◆ **TO DO**:
Copy out every line that contains "name".

◆ **DATASET EXCERPTS**:

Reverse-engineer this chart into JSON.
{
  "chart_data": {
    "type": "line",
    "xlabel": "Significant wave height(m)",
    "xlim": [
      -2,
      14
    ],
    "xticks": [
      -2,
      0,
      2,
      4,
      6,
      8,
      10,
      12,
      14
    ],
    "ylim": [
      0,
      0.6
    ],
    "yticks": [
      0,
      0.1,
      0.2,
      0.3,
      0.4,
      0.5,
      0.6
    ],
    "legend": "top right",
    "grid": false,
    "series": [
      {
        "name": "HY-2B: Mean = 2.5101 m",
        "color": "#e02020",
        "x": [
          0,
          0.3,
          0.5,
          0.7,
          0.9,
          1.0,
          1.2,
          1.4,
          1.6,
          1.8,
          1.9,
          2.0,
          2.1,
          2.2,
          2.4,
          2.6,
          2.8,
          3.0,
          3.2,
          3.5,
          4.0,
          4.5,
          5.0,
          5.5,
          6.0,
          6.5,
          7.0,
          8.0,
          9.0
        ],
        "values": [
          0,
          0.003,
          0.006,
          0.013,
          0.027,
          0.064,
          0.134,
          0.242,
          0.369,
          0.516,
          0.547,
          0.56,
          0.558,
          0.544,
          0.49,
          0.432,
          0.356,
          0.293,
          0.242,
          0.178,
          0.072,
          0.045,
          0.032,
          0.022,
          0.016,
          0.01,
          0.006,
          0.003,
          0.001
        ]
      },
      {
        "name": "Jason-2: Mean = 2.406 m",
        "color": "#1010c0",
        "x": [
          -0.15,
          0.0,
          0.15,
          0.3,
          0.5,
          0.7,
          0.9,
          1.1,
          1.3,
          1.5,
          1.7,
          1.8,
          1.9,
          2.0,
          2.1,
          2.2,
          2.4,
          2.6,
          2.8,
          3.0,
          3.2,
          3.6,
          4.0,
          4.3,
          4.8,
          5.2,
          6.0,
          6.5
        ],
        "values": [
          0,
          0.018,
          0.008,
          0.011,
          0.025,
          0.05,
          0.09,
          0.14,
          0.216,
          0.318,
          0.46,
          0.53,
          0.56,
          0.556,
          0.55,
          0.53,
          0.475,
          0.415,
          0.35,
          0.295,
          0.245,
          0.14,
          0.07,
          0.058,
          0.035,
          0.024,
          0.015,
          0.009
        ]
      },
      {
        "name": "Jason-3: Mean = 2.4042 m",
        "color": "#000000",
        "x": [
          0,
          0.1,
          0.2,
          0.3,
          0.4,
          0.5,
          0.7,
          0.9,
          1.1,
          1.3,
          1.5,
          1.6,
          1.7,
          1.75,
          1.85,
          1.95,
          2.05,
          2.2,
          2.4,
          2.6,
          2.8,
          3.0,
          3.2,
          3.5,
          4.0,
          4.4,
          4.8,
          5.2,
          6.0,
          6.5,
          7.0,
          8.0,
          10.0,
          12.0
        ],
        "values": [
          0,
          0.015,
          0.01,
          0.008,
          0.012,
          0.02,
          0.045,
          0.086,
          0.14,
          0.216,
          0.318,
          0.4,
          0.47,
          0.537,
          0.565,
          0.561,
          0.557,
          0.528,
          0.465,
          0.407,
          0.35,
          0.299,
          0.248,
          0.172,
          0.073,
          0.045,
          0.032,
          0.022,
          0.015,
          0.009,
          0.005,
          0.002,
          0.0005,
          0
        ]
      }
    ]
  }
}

◆ **OUTPUT BELOW**:
        "name": "HY-2B: Mean = 2.5101 m",
        "name": "Jason-2: Mean = 2.406 m",
        "name": "Jason-3: Mean = 2.4042 m",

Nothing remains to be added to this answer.